▶ [The problem]:
Gather up every line from the entries below that uses the word "your".
# # # # #
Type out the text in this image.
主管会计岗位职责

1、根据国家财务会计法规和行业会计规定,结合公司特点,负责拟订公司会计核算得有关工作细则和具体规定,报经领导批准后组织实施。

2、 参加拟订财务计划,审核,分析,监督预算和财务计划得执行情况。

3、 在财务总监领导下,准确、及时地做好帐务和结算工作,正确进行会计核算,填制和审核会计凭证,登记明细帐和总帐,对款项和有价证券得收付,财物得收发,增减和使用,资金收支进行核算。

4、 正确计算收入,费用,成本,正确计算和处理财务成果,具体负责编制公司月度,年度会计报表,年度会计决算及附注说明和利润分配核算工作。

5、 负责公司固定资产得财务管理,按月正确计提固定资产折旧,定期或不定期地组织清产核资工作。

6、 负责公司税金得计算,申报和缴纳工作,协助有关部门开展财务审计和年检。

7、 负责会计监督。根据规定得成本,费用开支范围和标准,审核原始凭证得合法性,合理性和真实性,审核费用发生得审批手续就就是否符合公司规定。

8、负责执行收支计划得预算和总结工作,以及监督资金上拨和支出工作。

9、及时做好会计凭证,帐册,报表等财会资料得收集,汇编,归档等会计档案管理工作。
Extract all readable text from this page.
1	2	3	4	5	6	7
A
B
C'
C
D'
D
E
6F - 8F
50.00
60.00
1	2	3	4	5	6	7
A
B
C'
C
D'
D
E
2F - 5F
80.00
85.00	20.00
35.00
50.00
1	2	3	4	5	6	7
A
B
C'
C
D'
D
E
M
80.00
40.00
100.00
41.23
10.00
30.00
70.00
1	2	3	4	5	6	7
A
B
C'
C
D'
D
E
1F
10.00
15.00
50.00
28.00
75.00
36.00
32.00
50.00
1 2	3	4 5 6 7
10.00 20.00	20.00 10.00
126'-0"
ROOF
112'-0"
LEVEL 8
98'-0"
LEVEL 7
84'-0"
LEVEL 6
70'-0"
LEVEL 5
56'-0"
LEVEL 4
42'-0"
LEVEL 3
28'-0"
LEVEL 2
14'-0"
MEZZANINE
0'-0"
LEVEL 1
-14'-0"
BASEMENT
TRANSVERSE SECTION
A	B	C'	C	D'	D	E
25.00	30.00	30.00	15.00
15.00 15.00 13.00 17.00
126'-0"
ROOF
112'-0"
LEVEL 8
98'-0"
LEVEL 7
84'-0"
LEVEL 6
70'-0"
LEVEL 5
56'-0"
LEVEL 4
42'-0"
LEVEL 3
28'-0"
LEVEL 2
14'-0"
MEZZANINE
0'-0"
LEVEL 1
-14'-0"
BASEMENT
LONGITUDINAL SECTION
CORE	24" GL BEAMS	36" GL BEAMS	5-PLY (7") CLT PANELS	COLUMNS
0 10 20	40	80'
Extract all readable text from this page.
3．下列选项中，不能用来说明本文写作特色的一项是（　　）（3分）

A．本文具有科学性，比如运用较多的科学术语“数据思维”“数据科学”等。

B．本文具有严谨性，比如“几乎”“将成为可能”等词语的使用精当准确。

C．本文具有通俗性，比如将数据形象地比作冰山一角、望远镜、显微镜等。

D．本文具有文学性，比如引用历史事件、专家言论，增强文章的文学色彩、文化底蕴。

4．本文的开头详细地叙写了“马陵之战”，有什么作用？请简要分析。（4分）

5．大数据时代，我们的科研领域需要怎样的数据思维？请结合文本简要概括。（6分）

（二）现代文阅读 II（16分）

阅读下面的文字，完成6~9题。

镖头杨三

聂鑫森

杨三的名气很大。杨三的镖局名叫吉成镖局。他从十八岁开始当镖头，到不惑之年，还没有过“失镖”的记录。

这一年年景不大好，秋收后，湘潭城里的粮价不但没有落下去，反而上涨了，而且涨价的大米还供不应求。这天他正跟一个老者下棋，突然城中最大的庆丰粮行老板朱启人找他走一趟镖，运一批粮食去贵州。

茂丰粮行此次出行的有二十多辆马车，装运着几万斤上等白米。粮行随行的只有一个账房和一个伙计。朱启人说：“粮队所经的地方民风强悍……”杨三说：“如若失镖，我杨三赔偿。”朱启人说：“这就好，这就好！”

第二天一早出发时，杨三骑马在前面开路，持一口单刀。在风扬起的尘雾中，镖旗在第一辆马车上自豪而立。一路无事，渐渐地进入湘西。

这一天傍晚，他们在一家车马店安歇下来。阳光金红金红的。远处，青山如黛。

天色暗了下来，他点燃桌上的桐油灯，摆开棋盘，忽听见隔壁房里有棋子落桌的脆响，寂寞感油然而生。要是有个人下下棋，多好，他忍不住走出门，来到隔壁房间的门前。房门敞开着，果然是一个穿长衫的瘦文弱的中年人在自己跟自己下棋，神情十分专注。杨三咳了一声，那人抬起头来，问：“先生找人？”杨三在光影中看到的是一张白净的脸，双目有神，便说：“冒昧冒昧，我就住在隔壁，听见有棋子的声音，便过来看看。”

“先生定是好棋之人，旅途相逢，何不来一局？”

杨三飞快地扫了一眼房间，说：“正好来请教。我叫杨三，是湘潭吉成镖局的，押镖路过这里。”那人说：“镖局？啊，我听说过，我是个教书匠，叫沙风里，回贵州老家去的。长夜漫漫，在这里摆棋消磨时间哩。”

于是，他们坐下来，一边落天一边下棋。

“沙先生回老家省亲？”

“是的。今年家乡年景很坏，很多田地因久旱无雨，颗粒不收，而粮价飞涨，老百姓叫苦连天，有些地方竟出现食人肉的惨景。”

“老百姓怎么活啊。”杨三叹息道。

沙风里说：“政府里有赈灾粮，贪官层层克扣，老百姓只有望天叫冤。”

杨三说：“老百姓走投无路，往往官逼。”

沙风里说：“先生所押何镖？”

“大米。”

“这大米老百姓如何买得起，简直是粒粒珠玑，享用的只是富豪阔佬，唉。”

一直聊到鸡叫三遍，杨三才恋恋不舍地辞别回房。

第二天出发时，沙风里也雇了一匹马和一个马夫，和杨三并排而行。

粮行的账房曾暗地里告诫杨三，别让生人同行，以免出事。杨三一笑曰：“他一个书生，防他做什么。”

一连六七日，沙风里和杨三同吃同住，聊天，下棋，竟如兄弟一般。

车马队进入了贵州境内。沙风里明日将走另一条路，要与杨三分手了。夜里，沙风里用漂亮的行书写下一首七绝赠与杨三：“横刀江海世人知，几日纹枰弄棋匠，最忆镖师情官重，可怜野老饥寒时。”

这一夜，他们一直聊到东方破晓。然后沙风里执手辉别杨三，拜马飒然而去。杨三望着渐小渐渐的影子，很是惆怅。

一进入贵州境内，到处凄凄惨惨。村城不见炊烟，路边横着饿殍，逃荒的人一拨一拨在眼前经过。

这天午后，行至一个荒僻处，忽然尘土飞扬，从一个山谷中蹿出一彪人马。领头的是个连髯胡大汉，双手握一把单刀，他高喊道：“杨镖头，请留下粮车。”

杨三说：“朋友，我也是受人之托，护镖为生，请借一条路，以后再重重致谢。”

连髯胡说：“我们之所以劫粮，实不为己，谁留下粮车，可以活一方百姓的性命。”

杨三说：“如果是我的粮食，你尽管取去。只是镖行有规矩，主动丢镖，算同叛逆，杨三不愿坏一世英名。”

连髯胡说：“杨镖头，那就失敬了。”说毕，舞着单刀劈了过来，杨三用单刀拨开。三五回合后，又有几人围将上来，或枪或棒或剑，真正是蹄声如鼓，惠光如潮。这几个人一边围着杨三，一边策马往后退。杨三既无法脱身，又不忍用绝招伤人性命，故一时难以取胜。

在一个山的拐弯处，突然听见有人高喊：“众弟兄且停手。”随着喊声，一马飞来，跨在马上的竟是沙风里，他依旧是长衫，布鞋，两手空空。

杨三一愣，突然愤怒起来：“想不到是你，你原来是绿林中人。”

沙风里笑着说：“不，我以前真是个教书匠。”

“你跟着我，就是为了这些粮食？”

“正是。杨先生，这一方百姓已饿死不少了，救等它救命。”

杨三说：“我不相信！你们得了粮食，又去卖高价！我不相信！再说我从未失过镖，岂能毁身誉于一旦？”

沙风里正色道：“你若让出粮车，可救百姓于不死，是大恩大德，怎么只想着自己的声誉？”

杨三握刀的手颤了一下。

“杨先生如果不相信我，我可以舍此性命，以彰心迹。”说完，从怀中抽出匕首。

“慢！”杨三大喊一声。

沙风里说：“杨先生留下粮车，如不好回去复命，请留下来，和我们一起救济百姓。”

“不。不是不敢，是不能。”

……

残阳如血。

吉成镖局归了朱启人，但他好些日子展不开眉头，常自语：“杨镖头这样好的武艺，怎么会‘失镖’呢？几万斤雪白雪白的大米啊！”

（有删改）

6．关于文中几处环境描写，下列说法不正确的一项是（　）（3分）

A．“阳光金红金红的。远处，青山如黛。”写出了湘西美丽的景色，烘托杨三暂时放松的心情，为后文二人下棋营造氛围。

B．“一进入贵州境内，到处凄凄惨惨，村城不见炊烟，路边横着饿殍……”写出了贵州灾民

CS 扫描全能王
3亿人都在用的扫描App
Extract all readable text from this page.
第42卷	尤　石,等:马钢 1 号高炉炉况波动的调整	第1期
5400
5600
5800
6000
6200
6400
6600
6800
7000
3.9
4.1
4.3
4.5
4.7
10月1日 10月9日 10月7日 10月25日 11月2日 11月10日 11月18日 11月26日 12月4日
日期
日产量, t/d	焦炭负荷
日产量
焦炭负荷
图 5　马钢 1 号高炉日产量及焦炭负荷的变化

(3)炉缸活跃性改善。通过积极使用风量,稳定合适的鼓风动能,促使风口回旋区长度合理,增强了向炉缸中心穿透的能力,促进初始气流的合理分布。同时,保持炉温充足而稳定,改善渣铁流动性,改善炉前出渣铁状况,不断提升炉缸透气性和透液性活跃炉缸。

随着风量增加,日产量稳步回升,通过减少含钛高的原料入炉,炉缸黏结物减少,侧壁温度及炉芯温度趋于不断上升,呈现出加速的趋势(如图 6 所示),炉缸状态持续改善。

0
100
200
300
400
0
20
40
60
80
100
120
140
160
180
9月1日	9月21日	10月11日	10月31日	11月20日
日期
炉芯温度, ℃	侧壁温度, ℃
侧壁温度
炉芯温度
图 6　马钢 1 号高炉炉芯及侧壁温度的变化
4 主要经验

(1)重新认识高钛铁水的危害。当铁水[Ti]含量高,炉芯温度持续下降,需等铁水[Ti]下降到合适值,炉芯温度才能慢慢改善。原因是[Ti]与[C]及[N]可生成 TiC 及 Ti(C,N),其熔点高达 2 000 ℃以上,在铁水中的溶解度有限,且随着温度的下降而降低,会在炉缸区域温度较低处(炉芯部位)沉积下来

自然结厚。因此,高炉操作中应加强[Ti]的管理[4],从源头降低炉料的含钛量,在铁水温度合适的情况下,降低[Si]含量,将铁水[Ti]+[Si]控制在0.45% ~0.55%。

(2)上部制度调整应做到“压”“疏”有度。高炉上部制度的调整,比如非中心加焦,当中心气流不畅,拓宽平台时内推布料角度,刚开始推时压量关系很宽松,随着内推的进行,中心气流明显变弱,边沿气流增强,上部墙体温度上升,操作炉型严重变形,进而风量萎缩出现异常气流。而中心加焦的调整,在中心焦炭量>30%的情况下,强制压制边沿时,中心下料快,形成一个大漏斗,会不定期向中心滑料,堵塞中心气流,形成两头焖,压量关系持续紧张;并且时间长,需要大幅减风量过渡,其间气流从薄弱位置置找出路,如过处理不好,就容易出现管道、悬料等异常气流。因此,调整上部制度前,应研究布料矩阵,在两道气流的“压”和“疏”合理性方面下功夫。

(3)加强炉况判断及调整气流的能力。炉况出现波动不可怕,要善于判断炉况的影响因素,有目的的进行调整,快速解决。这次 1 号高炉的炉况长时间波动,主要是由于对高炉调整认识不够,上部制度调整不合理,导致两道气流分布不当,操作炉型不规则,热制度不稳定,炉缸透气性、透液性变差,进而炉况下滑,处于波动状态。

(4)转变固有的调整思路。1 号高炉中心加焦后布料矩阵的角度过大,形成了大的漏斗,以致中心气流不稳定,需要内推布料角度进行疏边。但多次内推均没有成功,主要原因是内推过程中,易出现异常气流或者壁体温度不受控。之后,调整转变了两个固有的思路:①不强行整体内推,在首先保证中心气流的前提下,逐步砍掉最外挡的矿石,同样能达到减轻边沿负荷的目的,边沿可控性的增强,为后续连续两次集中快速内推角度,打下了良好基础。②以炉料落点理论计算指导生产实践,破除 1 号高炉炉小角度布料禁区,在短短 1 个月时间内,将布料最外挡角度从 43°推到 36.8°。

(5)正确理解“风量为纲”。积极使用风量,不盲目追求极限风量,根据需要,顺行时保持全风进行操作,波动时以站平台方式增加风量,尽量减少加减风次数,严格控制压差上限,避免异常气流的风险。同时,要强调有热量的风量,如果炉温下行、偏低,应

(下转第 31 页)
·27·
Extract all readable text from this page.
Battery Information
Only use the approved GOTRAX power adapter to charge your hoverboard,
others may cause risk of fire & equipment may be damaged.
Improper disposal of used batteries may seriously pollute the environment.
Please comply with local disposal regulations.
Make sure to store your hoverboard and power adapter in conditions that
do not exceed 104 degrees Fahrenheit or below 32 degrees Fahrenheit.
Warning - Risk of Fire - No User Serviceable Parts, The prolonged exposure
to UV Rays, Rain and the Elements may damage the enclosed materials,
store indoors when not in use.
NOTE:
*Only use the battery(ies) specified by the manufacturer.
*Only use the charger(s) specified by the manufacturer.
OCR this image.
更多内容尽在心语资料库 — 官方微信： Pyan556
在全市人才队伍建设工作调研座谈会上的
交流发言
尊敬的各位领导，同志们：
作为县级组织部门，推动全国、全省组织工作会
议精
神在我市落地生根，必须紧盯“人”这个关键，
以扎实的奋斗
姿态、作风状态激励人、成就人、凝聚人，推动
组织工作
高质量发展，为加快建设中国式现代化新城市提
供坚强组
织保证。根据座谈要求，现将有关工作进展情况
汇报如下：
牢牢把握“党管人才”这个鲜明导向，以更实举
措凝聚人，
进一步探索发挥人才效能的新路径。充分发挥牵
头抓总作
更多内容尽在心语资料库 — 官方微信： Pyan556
# # # # #
▶ [Exercise answer]:
Only use the approved GOTRAX power adapter to charge your hoverboard,
Make sure to store your hoverboard and power adapter in conditions that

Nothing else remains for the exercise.